- [Dataset rows]
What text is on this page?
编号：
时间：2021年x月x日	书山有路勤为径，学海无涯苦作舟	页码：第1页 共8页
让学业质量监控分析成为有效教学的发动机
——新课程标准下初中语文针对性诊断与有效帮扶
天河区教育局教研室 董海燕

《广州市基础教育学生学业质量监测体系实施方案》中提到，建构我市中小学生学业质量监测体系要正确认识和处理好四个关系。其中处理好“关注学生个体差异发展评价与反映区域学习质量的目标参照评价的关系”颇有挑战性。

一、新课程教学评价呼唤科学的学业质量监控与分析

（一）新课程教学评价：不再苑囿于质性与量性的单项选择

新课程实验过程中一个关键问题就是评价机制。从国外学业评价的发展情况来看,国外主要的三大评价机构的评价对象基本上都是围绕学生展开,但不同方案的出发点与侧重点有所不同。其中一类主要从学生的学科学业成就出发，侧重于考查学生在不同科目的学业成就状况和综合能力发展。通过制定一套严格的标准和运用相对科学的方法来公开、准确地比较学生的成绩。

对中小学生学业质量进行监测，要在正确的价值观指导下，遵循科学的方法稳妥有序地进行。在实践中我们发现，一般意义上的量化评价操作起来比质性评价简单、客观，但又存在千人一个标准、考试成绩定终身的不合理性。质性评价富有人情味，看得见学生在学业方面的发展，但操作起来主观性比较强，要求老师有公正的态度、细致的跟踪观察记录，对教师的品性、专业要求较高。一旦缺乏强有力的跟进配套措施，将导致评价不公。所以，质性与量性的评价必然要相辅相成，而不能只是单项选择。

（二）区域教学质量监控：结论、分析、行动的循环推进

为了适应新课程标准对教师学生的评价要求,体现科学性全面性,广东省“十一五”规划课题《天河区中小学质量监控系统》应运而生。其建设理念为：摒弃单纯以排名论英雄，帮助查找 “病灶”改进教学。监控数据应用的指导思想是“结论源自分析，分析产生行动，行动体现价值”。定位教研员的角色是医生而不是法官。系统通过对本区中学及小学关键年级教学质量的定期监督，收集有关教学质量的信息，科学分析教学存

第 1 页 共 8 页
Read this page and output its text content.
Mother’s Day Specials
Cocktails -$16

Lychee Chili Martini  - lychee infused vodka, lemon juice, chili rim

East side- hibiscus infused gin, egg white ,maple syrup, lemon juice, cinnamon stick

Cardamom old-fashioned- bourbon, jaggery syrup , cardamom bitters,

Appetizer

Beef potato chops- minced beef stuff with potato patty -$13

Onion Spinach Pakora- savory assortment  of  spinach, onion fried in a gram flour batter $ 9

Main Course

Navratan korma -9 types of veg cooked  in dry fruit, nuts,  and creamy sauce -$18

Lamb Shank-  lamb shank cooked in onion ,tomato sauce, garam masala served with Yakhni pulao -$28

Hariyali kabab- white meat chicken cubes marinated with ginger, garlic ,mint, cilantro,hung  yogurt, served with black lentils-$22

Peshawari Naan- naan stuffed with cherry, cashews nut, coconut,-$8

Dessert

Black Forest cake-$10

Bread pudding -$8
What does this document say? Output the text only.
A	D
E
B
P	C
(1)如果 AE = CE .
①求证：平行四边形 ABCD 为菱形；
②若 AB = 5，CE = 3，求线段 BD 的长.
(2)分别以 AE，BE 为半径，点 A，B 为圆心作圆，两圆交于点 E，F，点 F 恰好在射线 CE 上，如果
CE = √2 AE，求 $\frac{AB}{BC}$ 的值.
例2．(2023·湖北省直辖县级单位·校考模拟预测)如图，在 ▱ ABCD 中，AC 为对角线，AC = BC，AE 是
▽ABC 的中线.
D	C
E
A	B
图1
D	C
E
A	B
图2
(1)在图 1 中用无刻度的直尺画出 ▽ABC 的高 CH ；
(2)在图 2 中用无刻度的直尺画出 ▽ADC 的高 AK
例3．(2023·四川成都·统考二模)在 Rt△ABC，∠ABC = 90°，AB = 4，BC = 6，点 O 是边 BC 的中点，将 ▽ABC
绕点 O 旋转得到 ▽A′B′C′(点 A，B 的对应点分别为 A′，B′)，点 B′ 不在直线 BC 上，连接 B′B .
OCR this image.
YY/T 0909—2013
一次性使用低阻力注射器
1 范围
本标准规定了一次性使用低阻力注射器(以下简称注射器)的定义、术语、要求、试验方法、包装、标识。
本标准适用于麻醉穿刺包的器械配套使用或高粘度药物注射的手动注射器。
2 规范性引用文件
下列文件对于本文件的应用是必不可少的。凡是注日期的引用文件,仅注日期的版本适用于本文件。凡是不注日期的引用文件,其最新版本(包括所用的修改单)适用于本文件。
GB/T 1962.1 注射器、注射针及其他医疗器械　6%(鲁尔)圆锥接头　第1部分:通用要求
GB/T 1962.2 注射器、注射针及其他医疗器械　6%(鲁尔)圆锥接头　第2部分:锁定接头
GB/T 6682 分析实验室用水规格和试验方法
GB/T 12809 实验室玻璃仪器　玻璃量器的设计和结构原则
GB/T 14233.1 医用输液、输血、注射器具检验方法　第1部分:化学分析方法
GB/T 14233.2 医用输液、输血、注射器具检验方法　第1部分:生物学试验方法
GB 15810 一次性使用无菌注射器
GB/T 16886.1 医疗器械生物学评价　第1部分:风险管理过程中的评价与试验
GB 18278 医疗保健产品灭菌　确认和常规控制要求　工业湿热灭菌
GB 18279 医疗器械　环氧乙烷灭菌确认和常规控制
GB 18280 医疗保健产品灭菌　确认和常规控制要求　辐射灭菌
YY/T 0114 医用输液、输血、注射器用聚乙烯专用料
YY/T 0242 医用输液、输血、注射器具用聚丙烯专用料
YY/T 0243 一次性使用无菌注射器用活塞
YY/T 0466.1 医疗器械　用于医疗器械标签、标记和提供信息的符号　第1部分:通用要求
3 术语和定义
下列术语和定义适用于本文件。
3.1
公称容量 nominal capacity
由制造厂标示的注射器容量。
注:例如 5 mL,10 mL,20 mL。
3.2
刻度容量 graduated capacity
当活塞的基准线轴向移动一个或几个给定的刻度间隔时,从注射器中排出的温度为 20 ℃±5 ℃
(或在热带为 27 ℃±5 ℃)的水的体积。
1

- [Exercise] Give back each line above precisely as it stands.

- [Response to this task]
What text is on this page?
编号：
时间：2021年x月x日	书山有路勤为径，学海无涯苦作舟	页码：第1页 共8页
让学业质量监控分析成为有效教学的发动机
——新课程标准下初中语文针对性诊断与有效帮扶
天河区教育局教研室 董海燕

《广州市基础教育学生学业质量监测体系实施方案》中提到，建构我市中小学生学业质量监测体系要正确认识和处理好四个关系。其中处理好“关注学生个体差异发展评价与反映区域学习质量的目标参照评价的关系”颇有挑战性。

一、新课程教学评价呼唤科学的学业质量监控与分析

（一）新课程教学评价：不再苑囿于质性与量性的单项选择

新课程实验过程中一个关键问题就是评价机制。从国外学业评价的发展情况来看,国外主要的三大评价机构的评价对象基本上都是围绕学生展开,但不同方案的出发点与侧重点有所不同。其中一类主要从学生的学科学业成就出发，侧重于考查学生在不同科目的学业成就状况和综合能力发展。通过制定一套严格的标准和运用相对科学的方法来公开、准确地比较学生的成绩。

对中小学生学业质量进行监测，要在正确的价值观指导下，遵循科学的方法稳妥有序地进行。在实践中我们发现，一般意义上的量化评价操作起来比质性评价简单、客观，但又存在千人一个标准、考试成绩定终身的不合理性。质性评价富有人情味，看得见学生在学业方面的发展，但操作起来主观性比较强，要求老师有公正的态度、细致的跟踪观察记录，对教师的品性、专业要求较高。一旦缺乏强有力的跟进配套措施，将导致评价不公。所以，质性与量性的评价必然要相辅相成，而不能只是单项选择。

（二）区域教学质量监控：结论、分析、行动的循环推进

为了适应新课程标准对教师学生的评价要求,体现科学性全面性,广东省“十一五”规划课题《天河区中小学质量监控系统》应运而生。其建设理念为：摒弃单纯以排名论英雄，帮助查找 “病灶”改进教学。监控数据应用的指导思想是“结论源自分析，分析产生行动，行动体现价值”。定位教研员的角色是医生而不是法官。系统通过对本区中学及小学关键年级教学质量的定期监督，收集有关教学质量的信息，科学分析教学存

第 1 页 共 8 页
Read this page and output its text content.
Mother’s Day Specials
Cocktails -$16

Lychee Chili Martini  - lychee infused vodka, lemon juice, chili rim

East side- hibiscus infused gin, egg white ,maple syrup, lemon juice, cinnamon stick

Cardamom old-fashioned- bourbon, jaggery syrup , cardamom bitters,

Appetizer

Beef potato chops- minced beef stuff with potato patty -$13

Onion Spinach Pakora- savory assortment  of  spinach, onion fried in a gram flour batter $ 9

Main Course

Navratan korma -9 types of veg cooked  in dry fruit, nuts,  and creamy sauce -$18

Lamb Shank-  lamb shank cooked in onion ,tomato sauce, garam masala served with Yakhni pulao -$28

Hariyali kabab- white meat chicken cubes marinated with ginger, garlic ,mint, cilantro,hung  yogurt, served with black lentils-$22

Peshawari Naan- naan stuffed with cherry, cashews nut, coconut,-$8

Dessert

Black Forest cake-$10

Bread pudding -$8
What does this document say? Output the text only.
A	D
E
B
P	C
(1)如果 AE = CE .
①求证：平行四边形 ABCD 为菱形；
②若 AB = 5，CE = 3，求线段 BD 的长.
(2)分别以 AE，BE 为半径，点 A，B 为圆心作圆，两圆交于点 E，F，点 F 恰好在射线 CE 上，如果
CE = √2 AE，求 $\frac{AB}{BC}$ 的值.
例2．(2023·湖北省直辖县级单位·校考模拟预测)如图，在 ▱ ABCD 中，AC 为对角线，AC = BC，AE 是
▽ABC 的中线.
D	C
E
A	B
图1
D	C
E
A	B
图2
(1)在图 1 中用无刻度的直尺画出 ▽ABC 的高 CH ；
(2)在图 2 中用无刻度的直尺画出 ▽ADC 的高 AK
例3．(2023·四川成都·统考二模)在 Rt△ABC，∠ABC = 90°，AB = 4，BC = 6，点 O 是边 BC 的中点，将 ▽ABC
绕点 O 旋转得到 ▽A′B′C′(点 A，B 的对应点分别为 A′，B′)，点 B′ 不在直线 BC 上，连接 B′B .
OCR this image.
YY/T 0909—2013
一次性使用低阻力注射器
1 范围
本标准规定了一次性使用低阻力注射器(以下简称注射器)的定义、术语、要求、试验方法、包装、标识。
本标准适用于麻醉穿刺包的器械配套使用或高粘度药物注射的手动注射器。
2 规范性引用文件
下列文件对于本文件的应用是必不可少的。凡是注日期的引用文件,仅注日期的版本适用于本文件。凡是不注日期的引用文件,其最新版本(包括所用的修改单)适用于本文件。
GB/T 1962.1 注射器、注射针及其他医疗器械　6%(鲁尔)圆锥接头　第1部分:通用要求
GB/T 1962.2 注射器、注射针及其他医疗器械　6%(鲁尔)圆锥接头　第2部分:锁定接头
GB/T 6682 分析实验室用水规格和试验方法
GB/T 12809 实验室玻璃仪器　玻璃量器的设计和结构原则
GB/T 14233.1 医用输液、输血、注射器具检验方法　第1部分:化学分析方法
GB/T 14233.2 医用输液、输血、注射器具检验方法　第1部分:生物学试验方法
GB 15810 一次性使用无菌注射器
GB/T 16886.1 医疗器械生物学评价　第1部分:风险管理过程中的评价与试验
GB 18278 医疗保健产品灭菌　确认和常规控制要求　工业湿热灭菌
GB 18279 医疗器械　环氧乙烷灭菌确认和常规控制
GB 18280 医疗保健产品灭菌　确认和常规控制要求　辐射灭菌
YY/T 0114 医用输液、输血、注射器用聚乙烯专用料
YY/T 0242 医用输液、输血、注射器具用聚丙烯专用料
YY/T 0243 一次性使用无菌注射器用活塞
YY/T 0466.1 医疗器械　用于医疗器械标签、标记和提供信息的符号　第1部分:通用要求
3 术语和定义
下列术语和定义适用于本文件。
3.1
公称容量 nominal capacity
由制造厂标示的注射器容量。
注:例如 5 mL,10 mL,20 mL。
3.2
刻度容量 graduated capacity
当活塞的基准线轴向移动一个或几个给定的刻度间隔时,从注射器中排出的温度为 20 ℃±5 ℃
(或在热带为 27 ℃±5 ℃)的水的体积。
1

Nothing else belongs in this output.